*Short exercise*. Find the number of lines in these records where the word "klik" appears. Reply with that number and nothing more.

*Exercise materials*.
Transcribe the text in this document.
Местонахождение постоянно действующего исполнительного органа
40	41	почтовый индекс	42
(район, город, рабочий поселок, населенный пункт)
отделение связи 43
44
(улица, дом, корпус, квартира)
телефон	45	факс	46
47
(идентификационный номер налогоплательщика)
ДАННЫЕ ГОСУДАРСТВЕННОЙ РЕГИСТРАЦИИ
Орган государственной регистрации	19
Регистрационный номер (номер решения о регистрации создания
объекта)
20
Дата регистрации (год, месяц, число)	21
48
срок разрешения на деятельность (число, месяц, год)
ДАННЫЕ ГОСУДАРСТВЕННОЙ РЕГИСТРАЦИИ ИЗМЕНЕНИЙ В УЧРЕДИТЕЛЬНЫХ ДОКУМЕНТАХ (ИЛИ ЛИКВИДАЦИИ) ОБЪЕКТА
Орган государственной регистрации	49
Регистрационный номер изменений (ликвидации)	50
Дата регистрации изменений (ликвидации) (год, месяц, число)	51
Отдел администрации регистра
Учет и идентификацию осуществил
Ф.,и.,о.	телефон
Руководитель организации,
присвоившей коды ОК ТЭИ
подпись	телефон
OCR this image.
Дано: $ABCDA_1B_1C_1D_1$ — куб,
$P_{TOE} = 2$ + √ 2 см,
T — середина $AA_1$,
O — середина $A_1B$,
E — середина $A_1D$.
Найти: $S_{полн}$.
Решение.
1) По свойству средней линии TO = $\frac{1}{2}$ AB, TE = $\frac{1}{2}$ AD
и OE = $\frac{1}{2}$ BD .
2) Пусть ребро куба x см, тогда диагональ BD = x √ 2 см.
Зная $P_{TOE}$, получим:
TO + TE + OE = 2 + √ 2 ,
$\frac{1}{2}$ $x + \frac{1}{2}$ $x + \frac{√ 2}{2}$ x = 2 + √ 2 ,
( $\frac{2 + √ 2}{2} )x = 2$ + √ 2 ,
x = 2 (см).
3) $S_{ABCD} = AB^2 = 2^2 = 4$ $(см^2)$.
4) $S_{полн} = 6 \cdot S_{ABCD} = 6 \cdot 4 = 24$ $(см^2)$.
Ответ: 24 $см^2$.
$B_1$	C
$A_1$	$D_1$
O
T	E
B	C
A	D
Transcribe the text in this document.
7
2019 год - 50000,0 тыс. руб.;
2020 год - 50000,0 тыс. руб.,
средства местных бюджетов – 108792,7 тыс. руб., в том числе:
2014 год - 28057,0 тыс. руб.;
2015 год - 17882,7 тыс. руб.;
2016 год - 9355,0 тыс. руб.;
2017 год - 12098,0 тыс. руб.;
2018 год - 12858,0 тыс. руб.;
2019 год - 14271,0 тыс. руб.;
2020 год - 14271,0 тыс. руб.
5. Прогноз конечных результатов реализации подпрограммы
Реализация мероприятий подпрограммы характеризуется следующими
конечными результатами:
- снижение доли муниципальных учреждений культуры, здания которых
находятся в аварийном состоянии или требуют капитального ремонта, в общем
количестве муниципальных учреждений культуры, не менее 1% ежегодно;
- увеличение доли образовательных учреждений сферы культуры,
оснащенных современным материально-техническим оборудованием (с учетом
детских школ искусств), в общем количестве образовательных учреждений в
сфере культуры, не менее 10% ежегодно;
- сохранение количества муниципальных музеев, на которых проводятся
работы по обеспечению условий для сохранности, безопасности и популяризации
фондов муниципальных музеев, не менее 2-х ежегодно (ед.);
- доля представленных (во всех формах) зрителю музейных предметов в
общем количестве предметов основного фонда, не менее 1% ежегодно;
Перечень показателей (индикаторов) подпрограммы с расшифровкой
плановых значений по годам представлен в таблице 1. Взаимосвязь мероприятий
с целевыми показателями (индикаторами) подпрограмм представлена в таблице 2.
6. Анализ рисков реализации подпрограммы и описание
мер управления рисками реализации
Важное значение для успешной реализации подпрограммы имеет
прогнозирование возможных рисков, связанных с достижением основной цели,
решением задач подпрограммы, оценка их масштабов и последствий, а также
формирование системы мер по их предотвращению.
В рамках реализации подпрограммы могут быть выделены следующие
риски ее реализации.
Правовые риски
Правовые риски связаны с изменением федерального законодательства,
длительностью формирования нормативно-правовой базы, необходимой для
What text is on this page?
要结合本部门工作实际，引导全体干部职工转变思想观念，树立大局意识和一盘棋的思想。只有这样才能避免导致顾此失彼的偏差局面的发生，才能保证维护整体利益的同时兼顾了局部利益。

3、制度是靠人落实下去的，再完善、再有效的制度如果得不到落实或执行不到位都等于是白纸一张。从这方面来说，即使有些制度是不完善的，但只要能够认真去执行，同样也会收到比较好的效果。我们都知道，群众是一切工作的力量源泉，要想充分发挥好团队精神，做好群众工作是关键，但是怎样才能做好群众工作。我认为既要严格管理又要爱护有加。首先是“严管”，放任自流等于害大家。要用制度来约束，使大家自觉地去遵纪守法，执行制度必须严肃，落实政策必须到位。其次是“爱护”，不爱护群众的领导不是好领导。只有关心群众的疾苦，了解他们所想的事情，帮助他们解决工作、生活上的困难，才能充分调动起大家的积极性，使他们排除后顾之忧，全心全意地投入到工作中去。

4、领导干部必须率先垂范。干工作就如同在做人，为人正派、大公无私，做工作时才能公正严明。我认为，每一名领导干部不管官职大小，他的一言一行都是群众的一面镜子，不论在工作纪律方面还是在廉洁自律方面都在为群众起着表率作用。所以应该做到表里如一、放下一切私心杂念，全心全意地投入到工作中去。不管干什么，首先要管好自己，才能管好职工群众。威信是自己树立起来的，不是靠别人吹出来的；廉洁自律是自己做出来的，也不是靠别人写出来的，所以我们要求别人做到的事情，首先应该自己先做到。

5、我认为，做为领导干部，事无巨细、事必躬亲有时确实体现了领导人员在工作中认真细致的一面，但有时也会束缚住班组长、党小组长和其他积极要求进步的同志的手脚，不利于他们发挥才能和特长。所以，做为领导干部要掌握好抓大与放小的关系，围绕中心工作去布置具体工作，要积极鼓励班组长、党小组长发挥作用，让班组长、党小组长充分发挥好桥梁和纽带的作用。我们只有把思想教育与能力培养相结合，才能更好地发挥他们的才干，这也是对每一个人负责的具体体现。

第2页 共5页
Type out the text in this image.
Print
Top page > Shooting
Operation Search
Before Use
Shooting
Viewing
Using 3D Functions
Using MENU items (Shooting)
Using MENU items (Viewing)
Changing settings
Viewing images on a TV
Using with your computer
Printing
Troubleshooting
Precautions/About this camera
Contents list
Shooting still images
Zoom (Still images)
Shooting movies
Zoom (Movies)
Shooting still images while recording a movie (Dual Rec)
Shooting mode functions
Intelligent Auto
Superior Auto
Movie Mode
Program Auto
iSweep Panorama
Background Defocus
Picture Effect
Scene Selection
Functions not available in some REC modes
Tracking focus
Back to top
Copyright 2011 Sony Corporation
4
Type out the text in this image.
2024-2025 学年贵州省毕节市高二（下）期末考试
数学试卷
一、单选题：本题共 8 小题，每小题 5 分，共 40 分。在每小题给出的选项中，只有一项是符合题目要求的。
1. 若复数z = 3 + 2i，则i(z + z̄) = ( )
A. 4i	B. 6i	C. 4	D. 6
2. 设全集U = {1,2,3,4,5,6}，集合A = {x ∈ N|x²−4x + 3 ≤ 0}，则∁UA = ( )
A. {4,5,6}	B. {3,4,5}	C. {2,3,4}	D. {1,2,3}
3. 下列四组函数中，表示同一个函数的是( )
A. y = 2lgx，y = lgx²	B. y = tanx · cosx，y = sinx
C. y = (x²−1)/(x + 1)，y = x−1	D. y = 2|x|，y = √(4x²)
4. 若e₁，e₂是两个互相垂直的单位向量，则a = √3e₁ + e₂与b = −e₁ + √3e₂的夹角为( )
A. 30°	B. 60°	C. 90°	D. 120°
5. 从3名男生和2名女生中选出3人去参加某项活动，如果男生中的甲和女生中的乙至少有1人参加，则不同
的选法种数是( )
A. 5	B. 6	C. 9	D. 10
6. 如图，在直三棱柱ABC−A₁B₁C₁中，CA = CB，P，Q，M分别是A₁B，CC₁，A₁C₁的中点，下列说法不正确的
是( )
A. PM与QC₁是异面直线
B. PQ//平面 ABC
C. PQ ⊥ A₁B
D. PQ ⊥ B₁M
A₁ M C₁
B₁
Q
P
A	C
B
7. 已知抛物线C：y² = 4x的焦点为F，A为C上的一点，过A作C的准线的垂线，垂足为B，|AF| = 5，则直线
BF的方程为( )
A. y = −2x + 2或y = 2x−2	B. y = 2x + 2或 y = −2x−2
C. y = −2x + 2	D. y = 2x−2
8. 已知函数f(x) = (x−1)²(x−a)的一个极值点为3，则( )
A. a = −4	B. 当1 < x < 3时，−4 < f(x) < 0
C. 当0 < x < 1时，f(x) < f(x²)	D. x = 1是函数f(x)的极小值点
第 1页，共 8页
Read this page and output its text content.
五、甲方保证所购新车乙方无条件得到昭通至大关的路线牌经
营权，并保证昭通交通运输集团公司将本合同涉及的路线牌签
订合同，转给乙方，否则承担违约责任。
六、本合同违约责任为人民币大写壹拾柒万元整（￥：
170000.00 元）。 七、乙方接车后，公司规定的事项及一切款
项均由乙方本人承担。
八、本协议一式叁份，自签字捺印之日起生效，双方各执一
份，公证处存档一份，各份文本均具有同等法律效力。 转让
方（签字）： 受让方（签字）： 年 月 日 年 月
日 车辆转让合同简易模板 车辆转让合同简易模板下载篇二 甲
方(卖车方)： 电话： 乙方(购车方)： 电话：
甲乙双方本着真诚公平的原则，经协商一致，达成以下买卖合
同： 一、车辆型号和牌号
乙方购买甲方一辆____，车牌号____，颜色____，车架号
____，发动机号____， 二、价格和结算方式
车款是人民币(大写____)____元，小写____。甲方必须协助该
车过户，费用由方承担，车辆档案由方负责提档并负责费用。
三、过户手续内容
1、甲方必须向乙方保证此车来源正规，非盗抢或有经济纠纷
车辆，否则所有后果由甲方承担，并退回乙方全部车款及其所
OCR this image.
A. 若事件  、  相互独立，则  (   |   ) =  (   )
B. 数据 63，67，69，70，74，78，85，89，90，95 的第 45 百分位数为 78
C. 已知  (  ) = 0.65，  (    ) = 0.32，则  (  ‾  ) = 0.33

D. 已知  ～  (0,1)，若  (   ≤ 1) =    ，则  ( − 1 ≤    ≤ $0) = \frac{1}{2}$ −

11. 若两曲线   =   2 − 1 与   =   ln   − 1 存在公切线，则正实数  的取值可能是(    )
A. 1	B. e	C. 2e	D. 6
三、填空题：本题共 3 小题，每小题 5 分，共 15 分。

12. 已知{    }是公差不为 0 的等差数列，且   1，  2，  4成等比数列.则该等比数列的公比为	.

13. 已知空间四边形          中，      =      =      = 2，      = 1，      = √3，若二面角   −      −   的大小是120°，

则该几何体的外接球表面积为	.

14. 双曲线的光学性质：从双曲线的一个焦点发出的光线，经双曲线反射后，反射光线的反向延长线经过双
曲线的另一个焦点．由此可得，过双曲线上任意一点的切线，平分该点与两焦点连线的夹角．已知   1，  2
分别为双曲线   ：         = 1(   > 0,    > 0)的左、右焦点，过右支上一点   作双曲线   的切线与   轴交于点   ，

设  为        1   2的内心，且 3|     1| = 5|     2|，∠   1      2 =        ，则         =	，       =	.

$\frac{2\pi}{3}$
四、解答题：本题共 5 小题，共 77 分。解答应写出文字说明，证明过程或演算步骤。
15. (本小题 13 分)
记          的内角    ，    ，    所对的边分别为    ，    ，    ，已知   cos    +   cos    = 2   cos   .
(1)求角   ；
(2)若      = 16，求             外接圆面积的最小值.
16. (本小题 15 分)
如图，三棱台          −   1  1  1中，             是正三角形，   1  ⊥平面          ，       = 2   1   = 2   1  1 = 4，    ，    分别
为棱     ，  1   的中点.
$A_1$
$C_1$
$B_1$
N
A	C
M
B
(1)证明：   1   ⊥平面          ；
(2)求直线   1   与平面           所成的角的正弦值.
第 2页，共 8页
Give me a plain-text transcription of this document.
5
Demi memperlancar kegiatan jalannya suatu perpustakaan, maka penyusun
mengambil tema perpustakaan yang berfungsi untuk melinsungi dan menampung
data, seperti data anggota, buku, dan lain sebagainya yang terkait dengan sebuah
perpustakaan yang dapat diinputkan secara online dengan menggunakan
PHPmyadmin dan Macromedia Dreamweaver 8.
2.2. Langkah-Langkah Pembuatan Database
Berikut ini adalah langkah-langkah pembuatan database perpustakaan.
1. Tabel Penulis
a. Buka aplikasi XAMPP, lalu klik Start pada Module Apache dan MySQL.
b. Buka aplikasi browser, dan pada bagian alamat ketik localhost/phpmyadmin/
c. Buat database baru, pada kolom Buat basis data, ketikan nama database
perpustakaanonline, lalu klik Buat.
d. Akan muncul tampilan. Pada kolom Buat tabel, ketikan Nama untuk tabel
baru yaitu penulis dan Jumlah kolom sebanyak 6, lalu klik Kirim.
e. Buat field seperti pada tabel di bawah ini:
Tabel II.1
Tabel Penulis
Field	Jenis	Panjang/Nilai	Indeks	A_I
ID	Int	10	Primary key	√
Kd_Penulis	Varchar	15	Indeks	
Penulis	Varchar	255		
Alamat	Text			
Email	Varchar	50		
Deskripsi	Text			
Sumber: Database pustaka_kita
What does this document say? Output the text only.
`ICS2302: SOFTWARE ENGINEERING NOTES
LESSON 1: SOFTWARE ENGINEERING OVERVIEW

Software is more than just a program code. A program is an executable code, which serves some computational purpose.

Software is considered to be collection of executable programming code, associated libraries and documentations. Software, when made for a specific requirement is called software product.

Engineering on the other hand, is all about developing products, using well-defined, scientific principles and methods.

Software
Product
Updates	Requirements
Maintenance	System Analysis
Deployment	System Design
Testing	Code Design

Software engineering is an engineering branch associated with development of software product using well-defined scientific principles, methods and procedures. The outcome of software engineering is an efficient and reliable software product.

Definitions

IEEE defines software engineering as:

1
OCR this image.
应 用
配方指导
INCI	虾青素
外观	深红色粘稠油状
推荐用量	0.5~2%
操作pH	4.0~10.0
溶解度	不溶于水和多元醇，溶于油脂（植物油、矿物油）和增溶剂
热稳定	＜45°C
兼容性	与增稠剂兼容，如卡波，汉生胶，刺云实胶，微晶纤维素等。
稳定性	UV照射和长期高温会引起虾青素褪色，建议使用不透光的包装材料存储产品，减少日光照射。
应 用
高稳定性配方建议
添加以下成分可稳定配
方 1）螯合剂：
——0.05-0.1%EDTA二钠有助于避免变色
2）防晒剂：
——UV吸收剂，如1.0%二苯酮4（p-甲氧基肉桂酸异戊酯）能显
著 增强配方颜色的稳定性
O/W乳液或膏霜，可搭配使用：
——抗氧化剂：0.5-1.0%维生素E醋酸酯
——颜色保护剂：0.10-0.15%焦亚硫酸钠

*Written answer*. 3